Return every record exactly as written.

[Saved entries]
-*-*-

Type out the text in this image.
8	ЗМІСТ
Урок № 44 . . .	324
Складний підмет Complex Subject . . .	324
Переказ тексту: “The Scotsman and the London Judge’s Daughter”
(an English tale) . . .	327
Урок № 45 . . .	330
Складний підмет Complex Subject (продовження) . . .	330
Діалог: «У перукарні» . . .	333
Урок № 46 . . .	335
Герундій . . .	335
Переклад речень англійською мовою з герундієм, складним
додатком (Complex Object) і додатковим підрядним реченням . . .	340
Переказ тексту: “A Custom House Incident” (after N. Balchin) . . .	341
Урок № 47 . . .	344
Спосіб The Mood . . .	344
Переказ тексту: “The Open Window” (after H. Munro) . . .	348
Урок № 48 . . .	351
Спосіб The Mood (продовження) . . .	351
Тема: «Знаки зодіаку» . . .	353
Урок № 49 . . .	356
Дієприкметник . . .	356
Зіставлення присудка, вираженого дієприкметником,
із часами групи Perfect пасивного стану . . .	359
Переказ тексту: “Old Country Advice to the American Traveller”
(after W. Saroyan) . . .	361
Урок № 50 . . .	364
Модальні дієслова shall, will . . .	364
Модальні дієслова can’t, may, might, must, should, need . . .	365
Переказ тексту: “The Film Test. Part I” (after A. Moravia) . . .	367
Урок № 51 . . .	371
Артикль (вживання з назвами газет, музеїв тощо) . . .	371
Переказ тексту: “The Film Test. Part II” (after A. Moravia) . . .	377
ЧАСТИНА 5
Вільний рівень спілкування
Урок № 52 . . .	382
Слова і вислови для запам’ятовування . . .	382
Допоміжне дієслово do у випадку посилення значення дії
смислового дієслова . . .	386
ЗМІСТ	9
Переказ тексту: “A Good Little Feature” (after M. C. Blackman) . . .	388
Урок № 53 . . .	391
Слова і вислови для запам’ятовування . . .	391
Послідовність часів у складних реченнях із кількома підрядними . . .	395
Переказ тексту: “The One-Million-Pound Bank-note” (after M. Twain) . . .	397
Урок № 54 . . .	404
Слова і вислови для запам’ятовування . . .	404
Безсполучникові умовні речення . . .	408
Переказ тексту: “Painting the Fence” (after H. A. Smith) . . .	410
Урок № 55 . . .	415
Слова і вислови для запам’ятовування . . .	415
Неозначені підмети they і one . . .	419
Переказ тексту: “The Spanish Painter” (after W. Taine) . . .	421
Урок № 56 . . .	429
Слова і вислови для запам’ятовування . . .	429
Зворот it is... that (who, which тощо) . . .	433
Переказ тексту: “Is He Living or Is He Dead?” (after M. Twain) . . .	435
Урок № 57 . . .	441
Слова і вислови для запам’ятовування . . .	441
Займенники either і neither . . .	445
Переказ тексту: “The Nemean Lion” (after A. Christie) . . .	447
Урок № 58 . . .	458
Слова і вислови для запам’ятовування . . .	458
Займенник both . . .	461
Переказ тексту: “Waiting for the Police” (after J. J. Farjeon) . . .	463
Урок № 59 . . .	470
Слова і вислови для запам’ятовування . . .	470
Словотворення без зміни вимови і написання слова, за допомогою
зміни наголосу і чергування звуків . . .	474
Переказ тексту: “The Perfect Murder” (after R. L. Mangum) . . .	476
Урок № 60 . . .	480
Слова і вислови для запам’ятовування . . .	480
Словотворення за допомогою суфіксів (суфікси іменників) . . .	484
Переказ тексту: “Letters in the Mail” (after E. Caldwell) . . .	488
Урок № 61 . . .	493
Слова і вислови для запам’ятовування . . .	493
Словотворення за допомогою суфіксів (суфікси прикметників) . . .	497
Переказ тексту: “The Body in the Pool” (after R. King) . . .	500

-*-*-

__Answer__
Type out the text in this image.
8	ЗМІСТ
Урок № 44 . . .	324
Складний підмет Complex Subject . . .	324
Переказ тексту: “The Scotsman and the London Judge’s Daughter”
(an English tale) . . .	327
Урок № 45 . . .	330
Складний підмет Complex Subject (продовження) . . .	330
Діалог: «У перукарні» . . .	333
Урок № 46 . . .	335
Герундій . . .	335
Переклад речень англійською мовою з герундієм, складним
додатком (Complex Object) і додатковим підрядним реченням . . .	340
Переказ тексту: “A Custom House Incident” (after N. Balchin) . . .	341
Урок № 47 . . .	344
Спосіб The Mood . . .	344
Переказ тексту: “The Open Window” (after H. Munro) . . .	348
Урок № 48 . . .	351
Спосіб The Mood (продовження) . . .	351
Тема: «Знаки зодіаку» . . .	353
Урок № 49 . . .	356
Дієприкметник . . .	356
Зіставлення присудка, вираженого дієприкметником,
із часами групи Perfect пасивного стану . . .	359
Переказ тексту: “Old Country Advice to the American Traveller”
(after W. Saroyan) . . .	361
Урок № 50 . . .	364
Модальні дієслова shall, will . . .	364
Модальні дієслова can’t, may, might, must, should, need . . .	365
Переказ тексту: “The Film Test. Part I” (after A. Moravia) . . .	367
Урок № 51 . . .	371
Артикль (вживання з назвами газет, музеїв тощо) . . .	371
Переказ тексту: “The Film Test. Part II” (after A. Moravia) . . .	377
ЧАСТИНА 5
Вільний рівень спілкування
Урок № 52 . . .	382
Слова і вислови для запам’ятовування . . .	382
Допоміжне дієслово do у випадку посилення значення дії
смислового дієслова . . .	386
ЗМІСТ	9
Переказ тексту: “A Good Little Feature” (after M. C. Blackman) . . .	388
Урок № 53 . . .	391
Слова і вислови для запам’ятовування . . .	391
Послідовність часів у складних реченнях із кількома підрядними . . .	395
Переказ тексту: “The One-Million-Pound Bank-note” (after M. Twain) . . .	397
Урок № 54 . . .	404
Слова і вислови для запам’ятовування . . .	404
Безсполучникові умовні речення . . .	408
Переказ тексту: “Painting the Fence” (after H. A. Smith) . . .	410
Урок № 55 . . .	415
Слова і вислови для запам’ятовування . . .	415
Неозначені підмети they і one . . .	419
Переказ тексту: “The Spanish Painter” (after W. Taine) . . .	421
Урок № 56 . . .	429
Слова і вислови для запам’ятовування . . .	429
Зворот it is... that (who, which тощо) . . .	433
Переказ тексту: “Is He Living or Is He Dead?” (after M. Twain) . . .	435
Урок № 57 . . .	441
Слова і вислови для запам’ятовування . . .	441
Займенники either і neither . . .	445
Переказ тексту: “The Nemean Lion” (after A. Christie) . . .	447
Урок № 58 . . .	458
Слова і вислови для запам’ятовування . . .	458
Займенник both . . .	461
Переказ тексту: “Waiting for the Police” (after J. J. Farjeon) . . .	463
Урок № 59 . . .	470
Слова і вислови для запам’ятовування . . .	470
Словотворення без зміни вимови і написання слова, за допомогою
зміни наголосу і чергування звуків . . .	474
Переказ тексту: “The Perfect Murder” (after R. L. Mangum) . . .	476
Урок № 60 . . .	480
Слова і вислови для запам’ятовування . . .	480
Словотворення за допомогою суфіксів (суфікси іменників) . . .	484
Переказ тексту: “Letters in the Mail” (after E. Caldwell) . . .	488
Урок № 61 . . .	493
Слова і вислови для запам’ятовування . . .	493
Словотворення за допомогою суфіксів (суфікси прикметників) . . .	497
Переказ тексту: “The Body in the Pool” (after R. King) . . .	500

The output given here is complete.